**Requirement:** Narrow the data below down to the lines containing "title".

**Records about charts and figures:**
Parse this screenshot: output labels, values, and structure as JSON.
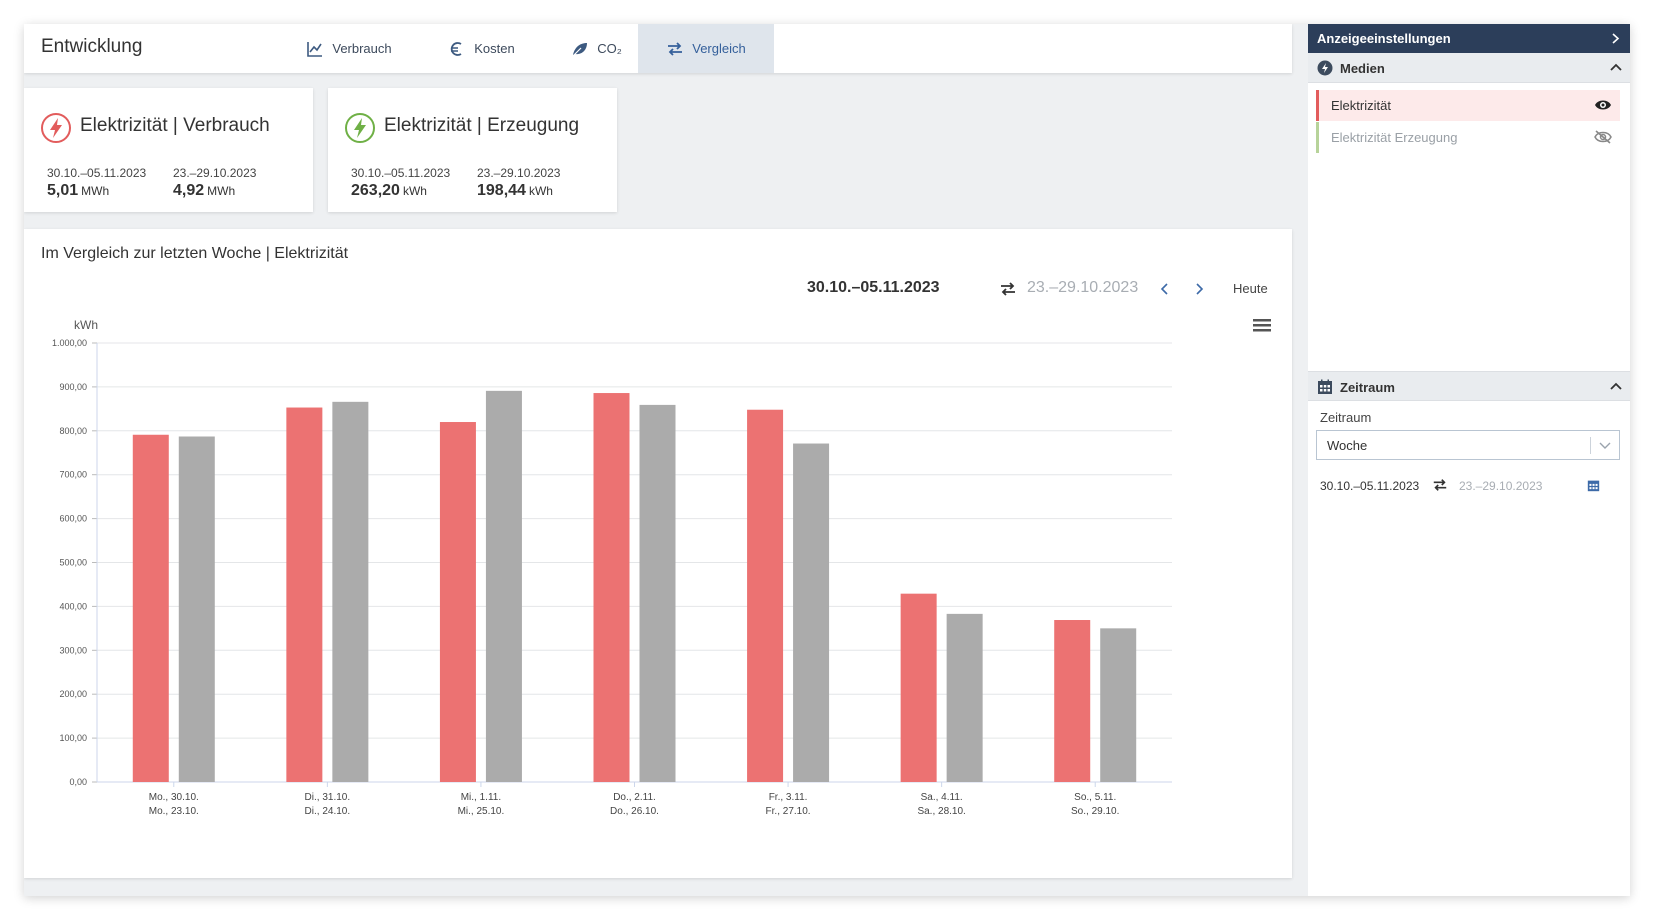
{
  "header": {
    "title": "Entwicklung",
    "tabs": [
      {
        "label": "Verbrauch",
        "icon": "line-chart-icon"
      },
      {
        "label": "Kosten",
        "icon": "euro-icon"
      },
      {
        "label": "CO₂",
        "icon": "leaf-icon"
      },
      {
        "label": "Vergleich",
        "icon": "swap-arrows-icon",
        "active": true
      }
    ]
  },
  "cards": [
    {
      "icon": "lightning-icon",
      "icon_color": "#e25c5c",
      "title": "Elektrizität | Verbrauch",
      "current": {
        "period": "30.10.–05.11.2023",
        "value": "5,01",
        "unit": "MWh"
      },
      "previous": {
        "period": "23.–29.10.2023",
        "value": "4,92",
        "unit": "MWh"
      }
    },
    {
      "icon": "lightning-icon",
      "icon_color": "#6fb046",
      "title": "Elektrizität | Erzeugung",
      "current": {
        "period": "30.10.–05.11.2023",
        "value": "263,20",
        "unit": "kWh"
      },
      "previous": {
        "period": "23.–29.10.2023",
        "value": "198,44",
        "unit": "kWh"
      }
    }
  ],
  "chart_panel": {
    "title": "Im Vergleich zur letzten Woche | Elektrizität",
    "current_range": "30.10.–05.11.2023",
    "compare_range": "23.–29.10.2023",
    "today_label": "Heute"
  },
  "chart_data": {
    "type": "bar",
    "ylabel": "kWh",
    "ylim": [
      0,
      1000
    ],
    "yticks": [
      "0,00",
      "100,00",
      "200,00",
      "300,00",
      "400,00",
      "500,00",
      "600,00",
      "700,00",
      "800,00",
      "900,00",
      "1.000,00"
    ],
    "categories": [
      [
        "Mo., 30.10.",
        "Mo., 23.10."
      ],
      [
        "Di., 31.10.",
        "Di., 24.10."
      ],
      [
        "Mi., 1.11.",
        "Mi., 25.10."
      ],
      [
        "Do., 2.11.",
        "Do., 26.10."
      ],
      [
        "Fr., 3.11.",
        "Fr., 27.10."
      ],
      [
        "Sa., 4.11.",
        "Sa., 28.10."
      ],
      [
        "So., 5.11.",
        "So., 29.10."
      ]
    ],
    "series": [
      {
        "color": "#ec7272",
        "values": [
          791,
          853,
          820,
          886,
          848,
          429,
          369
        ]
      },
      {
        "color": "#ababab",
        "values": [
          787,
          866,
          891,
          859,
          771,
          383,
          350
        ]
      }
    ],
    "grid": true
  },
  "sidebar": {
    "header": "Anzeigeeinstellungen",
    "media_section": "Medien",
    "media": [
      {
        "label": "Elektrizität",
        "color": "#e25c5c",
        "visible": true
      },
      {
        "label": "Elektrizität Erzeugung",
        "color": "#b7d39a",
        "visible": false
      }
    ],
    "period_section": "Zeitraum",
    "period_label": "Zeitraum",
    "period_value": "Woche",
    "current_range": "30.10.–05.11.2023",
    "compare_range": "23.–29.10.2023"
  }
}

**Answer below:**
    "title": "Entwicklung",
      "title": "Elektrizität | Verbrauch",
      "title": "Elektrizität | Erzeugung",
    "title": "Im Vergleich zur letzten Woche | Elektrizität",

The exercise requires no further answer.